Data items
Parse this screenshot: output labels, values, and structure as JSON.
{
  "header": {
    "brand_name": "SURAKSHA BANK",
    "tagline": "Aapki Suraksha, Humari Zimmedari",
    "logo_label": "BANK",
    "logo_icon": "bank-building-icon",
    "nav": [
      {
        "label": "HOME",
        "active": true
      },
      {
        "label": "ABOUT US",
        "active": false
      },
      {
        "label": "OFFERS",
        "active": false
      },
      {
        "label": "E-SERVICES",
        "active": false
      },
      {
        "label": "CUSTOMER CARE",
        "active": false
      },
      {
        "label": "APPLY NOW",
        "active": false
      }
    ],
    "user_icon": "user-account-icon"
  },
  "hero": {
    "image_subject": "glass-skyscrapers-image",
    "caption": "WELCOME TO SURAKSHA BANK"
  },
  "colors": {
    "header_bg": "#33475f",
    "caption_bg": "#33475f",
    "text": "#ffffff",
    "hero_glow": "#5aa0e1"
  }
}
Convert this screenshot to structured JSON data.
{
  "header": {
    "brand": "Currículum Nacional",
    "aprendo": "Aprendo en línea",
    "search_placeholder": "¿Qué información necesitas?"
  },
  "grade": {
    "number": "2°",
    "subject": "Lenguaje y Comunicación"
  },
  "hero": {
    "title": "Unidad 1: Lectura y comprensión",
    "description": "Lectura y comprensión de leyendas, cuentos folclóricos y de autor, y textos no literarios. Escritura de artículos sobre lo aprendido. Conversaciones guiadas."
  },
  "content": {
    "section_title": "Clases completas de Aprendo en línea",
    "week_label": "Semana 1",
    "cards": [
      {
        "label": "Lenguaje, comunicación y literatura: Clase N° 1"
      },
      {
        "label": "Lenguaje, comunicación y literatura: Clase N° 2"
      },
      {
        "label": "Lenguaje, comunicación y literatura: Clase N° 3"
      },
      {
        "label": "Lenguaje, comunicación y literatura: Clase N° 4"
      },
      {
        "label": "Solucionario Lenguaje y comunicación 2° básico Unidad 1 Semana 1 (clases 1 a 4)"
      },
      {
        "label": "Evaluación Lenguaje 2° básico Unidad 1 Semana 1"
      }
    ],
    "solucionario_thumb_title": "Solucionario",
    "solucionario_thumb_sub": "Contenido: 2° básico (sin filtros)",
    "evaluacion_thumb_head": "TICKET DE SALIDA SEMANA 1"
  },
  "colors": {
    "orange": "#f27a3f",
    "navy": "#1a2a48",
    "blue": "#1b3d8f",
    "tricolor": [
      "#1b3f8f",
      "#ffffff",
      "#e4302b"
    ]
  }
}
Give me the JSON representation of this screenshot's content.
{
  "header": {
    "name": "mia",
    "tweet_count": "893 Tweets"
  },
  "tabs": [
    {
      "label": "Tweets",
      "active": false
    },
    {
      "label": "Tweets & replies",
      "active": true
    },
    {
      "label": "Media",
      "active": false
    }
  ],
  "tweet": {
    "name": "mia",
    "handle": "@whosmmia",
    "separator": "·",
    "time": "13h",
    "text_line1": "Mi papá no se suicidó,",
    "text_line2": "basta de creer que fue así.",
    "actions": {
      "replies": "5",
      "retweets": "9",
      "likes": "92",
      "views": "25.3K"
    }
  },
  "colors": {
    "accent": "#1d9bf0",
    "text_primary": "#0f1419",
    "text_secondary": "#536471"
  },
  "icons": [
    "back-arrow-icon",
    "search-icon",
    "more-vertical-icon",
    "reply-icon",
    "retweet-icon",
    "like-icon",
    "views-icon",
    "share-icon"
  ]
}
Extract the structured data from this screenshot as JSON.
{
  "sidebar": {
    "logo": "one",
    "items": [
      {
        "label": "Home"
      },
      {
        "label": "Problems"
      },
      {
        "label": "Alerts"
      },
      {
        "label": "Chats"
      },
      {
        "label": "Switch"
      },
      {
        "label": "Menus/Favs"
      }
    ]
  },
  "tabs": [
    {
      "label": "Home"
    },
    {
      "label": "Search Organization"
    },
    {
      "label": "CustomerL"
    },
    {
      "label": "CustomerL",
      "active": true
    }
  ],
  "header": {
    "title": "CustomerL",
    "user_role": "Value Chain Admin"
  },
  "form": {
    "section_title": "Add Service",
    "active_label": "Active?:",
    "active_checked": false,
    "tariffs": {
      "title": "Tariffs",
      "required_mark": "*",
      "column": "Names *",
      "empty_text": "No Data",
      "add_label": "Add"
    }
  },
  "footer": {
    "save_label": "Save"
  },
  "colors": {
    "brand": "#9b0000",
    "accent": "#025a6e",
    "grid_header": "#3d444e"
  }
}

What is asked = Extract the data in full. Keep it word for word.

Expected answer =
Parse this screenshot: output labels, values, and structure as JSON.
{
  "header": {
    "brand_name": "SURAKSHA BANK",
    "tagline": "Aapki Suraksha, Humari Zimmedari",
    "logo_label": "BANK",
    "logo_icon": "bank-building-icon",
    "nav": [
      {
        "label": "HOME",
        "active": true
      },
      {
        "label": "ABOUT US",
        "active": false
      },
      {
        "label": "OFFERS",
        "active": false
      },
      {
        "label": "E-SERVICES",
        "active": false
      },
      {
        "label": "CUSTOMER CARE",
        "active": false
      },
      {
        "label": "APPLY NOW",
        "active": false
      }
    ],
    "user_icon": "user-account-icon"
  },
  "hero": {
    "image_subject": "glass-skyscrapers-image",
    "caption": "WELCOME TO SURAKSHA BANK"
  },
  "colors": {
    "header_bg": "#33475f",
    "caption_bg": "#33475f",
    "text": "#ffffff",
    "hero_glow": "#5aa0e1"
  }
}
Convert this screenshot to structured JSON data.
{
  "header": {
    "brand": "Currículum Nacional",
    "aprendo": "Aprendo en línea",
    "search_placeholder": "¿Qué información necesitas?"
  },
  "grade": {
    "number": "2°",
    "subject": "Lenguaje y Comunicación"
  },
  "hero": {
    "title": "Unidad 1: Lectura y comprensión",
    "description": "Lectura y comprensión de leyendas, cuentos folclóricos y de autor, y textos no literarios. Escritura de artículos sobre lo aprendido. Conversaciones guiadas."
  },
  "content": {
    "section_title": "Clases completas de Aprendo en línea",
    "week_label": "Semana 1",
    "cards": [
      {
        "label": "Lenguaje, comunicación y literatura: Clase N° 1"
      },
      {
        "label": "Lenguaje, comunicación y literatura: Clase N° 2"
      },
      {
        "label": "Lenguaje, comunicación y literatura: Clase N° 3"
      },
      {
        "label": "Lenguaje, comunicación y literatura: Clase N° 4"
      },
      {
        "label": "Solucionario Lenguaje y comunicación 2° básico Unidad 1 Semana 1 (clases 1 a 4)"
      },
      {
        "label": "Evaluación Lenguaje 2° básico Unidad 1 Semana 1"
      }
    ],
    "solucionario_thumb_title": "Solucionario",
    "solucionario_thumb_sub": "Contenido: 2° básico (sin filtros)",
    "evaluacion_thumb_head": "TICKET DE SALIDA SEMANA 1"
  },
  "colors": {
    "orange": "#f27a3f",
    "navy": "#1a2a48",
    "blue": "#1b3d8f",
    "tricolor": [
      "#1b3f8f",
      "#ffffff",
      "#e4302b"
    ]
  }
}
Give me the JSON representation of this screenshot's content.
{
  "header": {
    "name": "mia",
    "tweet_count": "893 Tweets"
  },
  "tabs": [
    {
      "label": "Tweets",
      "active": false
    },
    {
      "label": "Tweets & replies",
      "active": true
    },
    {
      "label": "Media",
      "active": false
    }
  ],
  "tweet": {
    "name": "mia",
    "handle": "@whosmmia",
    "separator": "·",
    "time": "13h",
    "text_line1": "Mi papá no se suicidó,",
    "text_line2": "basta de creer que fue así.",
    "actions": {
      "replies": "5",
      "retweets": "9",
      "likes": "92",
      "views": "25.3K"
    }
  },
  "colors": {
    "accent": "#1d9bf0",
    "text_primary": "#0f1419",
    "text_secondary": "#536471"
  },
  "icons": [
    "back-arrow-icon",
    "search-icon",
    "more-vertical-icon",
    "reply-icon",
    "retweet-icon",
    "like-icon",
    "views-icon",
    "share-icon"
  ]
}
Extract the structured data from this screenshot as JSON.
{
  "sidebar": {
    "logo": "one",
    "items": [
      {
        "label": "Home"
      },
      {
        "label": "Problems"
      },
      {
        "label": "Alerts"
      },
      {
        "label": "Chats"
      },
      {
        "label": "Switch"
      },
      {
        "label": "Menus/Favs"
      }
    ]
  },
  "tabs": [
    {
      "label": "Home"
    },
    {
      "label": "Search Organization"
    },
    {
      "label": "CustomerL"
    },
    {
      "label": "CustomerL",
      "active": true
    }
  ],
  "header": {
    "title": "CustomerL",
    "user_role": "Value Chain Admin"
  },
  "form": {
    "section_title": "Add Service",
    "active_label": "Active?:",
    "active_checked": false,
    "tariffs": {
      "title": "Tariffs",
      "required_mark": "*",
      "column": "Names *",
      "empty_text": "No Data",
      "add_label": "Add"
    }
  },
  "footer": {
    "save_label": "Save"
  },
  "colors": {
    "brand": "#9b0000",
    "accent": "#025a6e",
    "grid_header": "#3d444e"
  }
}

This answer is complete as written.